▸ **STATED GOAL**:
Search the material for the string "JSON" and copy each line where it occurs.
── INFORMATION PROVIDED ──
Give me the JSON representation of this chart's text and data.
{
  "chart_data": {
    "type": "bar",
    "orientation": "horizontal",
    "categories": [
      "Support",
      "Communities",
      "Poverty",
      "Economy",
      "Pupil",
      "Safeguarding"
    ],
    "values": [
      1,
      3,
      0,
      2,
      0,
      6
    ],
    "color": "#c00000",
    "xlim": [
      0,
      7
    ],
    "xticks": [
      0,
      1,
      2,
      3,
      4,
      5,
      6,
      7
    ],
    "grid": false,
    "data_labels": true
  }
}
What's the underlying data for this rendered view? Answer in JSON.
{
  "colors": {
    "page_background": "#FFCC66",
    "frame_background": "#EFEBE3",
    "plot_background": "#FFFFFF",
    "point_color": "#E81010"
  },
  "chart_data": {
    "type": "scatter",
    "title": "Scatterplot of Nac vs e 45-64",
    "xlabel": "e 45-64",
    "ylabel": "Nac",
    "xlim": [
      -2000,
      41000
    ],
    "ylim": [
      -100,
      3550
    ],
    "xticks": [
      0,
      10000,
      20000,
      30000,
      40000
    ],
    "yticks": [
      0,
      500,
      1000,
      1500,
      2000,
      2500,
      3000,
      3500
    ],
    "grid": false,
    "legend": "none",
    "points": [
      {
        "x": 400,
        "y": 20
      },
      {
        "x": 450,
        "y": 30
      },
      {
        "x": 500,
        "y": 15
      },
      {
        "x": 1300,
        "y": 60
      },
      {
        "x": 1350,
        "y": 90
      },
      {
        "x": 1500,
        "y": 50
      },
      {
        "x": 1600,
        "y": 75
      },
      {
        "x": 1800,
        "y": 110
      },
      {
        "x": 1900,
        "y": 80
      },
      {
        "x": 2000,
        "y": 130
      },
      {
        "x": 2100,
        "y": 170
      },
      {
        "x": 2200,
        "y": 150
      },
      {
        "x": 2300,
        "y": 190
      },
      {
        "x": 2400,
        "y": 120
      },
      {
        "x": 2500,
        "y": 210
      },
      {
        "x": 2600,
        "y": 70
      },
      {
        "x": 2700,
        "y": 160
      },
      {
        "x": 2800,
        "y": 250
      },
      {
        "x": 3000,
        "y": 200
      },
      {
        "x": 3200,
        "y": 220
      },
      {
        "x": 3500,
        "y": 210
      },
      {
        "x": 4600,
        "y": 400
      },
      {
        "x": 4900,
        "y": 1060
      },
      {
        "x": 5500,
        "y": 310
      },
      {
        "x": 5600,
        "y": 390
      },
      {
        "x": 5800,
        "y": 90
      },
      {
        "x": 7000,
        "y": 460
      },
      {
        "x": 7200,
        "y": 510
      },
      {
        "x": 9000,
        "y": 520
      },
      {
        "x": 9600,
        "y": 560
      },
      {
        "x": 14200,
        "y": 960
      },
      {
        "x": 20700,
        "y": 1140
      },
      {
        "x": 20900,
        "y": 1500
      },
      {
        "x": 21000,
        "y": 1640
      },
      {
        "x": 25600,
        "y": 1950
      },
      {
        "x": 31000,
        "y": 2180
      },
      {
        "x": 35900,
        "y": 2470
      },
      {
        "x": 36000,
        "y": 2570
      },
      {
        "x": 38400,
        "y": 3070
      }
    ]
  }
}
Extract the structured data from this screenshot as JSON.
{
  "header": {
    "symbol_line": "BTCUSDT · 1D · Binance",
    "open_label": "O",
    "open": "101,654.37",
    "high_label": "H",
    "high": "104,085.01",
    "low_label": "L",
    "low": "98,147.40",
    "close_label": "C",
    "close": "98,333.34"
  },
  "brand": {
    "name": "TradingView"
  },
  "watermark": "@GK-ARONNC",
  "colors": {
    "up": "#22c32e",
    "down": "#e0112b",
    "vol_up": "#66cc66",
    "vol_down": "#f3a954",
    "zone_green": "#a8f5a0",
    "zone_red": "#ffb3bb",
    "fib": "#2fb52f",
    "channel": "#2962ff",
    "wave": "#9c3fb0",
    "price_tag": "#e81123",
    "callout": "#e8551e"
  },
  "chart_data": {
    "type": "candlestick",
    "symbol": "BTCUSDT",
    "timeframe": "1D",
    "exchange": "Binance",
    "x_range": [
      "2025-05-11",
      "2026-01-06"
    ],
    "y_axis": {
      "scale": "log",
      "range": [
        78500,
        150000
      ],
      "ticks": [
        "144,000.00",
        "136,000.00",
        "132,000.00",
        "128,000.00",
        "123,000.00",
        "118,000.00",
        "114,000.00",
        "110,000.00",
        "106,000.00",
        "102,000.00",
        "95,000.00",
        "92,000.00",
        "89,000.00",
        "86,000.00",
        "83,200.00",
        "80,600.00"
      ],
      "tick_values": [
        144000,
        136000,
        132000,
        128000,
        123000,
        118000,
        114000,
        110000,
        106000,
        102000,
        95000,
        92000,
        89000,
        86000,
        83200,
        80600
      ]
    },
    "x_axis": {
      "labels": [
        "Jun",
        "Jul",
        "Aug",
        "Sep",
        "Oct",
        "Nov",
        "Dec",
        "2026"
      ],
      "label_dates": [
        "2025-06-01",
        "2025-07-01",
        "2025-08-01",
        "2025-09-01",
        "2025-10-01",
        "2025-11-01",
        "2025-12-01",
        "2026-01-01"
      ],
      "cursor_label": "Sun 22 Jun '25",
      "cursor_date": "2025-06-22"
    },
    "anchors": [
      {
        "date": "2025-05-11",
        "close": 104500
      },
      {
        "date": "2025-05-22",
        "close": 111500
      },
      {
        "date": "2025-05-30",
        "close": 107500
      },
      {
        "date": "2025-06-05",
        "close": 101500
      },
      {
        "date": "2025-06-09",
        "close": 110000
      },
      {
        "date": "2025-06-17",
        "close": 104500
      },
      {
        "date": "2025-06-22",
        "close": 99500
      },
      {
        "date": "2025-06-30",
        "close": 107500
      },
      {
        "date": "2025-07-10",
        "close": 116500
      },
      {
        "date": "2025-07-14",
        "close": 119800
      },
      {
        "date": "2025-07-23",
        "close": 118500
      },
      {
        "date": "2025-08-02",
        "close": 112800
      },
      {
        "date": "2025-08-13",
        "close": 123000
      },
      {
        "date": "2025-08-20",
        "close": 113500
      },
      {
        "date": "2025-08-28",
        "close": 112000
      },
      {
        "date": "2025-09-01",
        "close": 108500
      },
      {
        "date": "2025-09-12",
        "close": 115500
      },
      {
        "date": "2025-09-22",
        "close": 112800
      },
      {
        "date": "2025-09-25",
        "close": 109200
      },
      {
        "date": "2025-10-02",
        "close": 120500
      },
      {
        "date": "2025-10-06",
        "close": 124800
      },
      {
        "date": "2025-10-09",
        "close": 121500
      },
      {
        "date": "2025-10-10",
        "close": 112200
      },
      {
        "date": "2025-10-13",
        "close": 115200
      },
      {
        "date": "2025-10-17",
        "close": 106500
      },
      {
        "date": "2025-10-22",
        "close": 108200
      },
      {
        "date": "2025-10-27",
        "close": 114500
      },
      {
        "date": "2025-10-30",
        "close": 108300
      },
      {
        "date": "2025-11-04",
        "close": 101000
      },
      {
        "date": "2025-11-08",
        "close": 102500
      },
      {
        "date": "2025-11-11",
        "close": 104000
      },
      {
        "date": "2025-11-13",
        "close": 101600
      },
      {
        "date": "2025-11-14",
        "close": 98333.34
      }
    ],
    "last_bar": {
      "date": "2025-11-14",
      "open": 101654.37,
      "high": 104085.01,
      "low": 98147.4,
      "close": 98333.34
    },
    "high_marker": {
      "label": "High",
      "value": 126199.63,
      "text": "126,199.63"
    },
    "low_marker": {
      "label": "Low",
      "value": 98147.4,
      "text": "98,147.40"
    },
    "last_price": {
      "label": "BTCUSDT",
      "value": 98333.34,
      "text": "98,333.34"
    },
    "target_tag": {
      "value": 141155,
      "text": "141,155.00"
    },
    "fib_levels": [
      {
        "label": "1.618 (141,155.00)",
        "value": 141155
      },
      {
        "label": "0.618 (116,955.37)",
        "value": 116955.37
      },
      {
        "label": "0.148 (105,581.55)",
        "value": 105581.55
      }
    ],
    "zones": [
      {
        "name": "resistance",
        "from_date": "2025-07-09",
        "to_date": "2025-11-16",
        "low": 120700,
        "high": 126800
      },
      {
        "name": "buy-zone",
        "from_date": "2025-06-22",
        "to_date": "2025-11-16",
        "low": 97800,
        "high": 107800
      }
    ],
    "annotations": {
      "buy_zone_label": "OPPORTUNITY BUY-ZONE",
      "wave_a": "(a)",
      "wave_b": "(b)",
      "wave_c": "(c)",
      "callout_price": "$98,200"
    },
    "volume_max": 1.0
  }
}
───
▸ **SOLUTION TO THIS PROBLEM**:
Give me the JSON representation of this chart's text and data.
What's the underlying data for this rendered view? Answer in JSON.
Extract the structured data from this screenshot as JSON.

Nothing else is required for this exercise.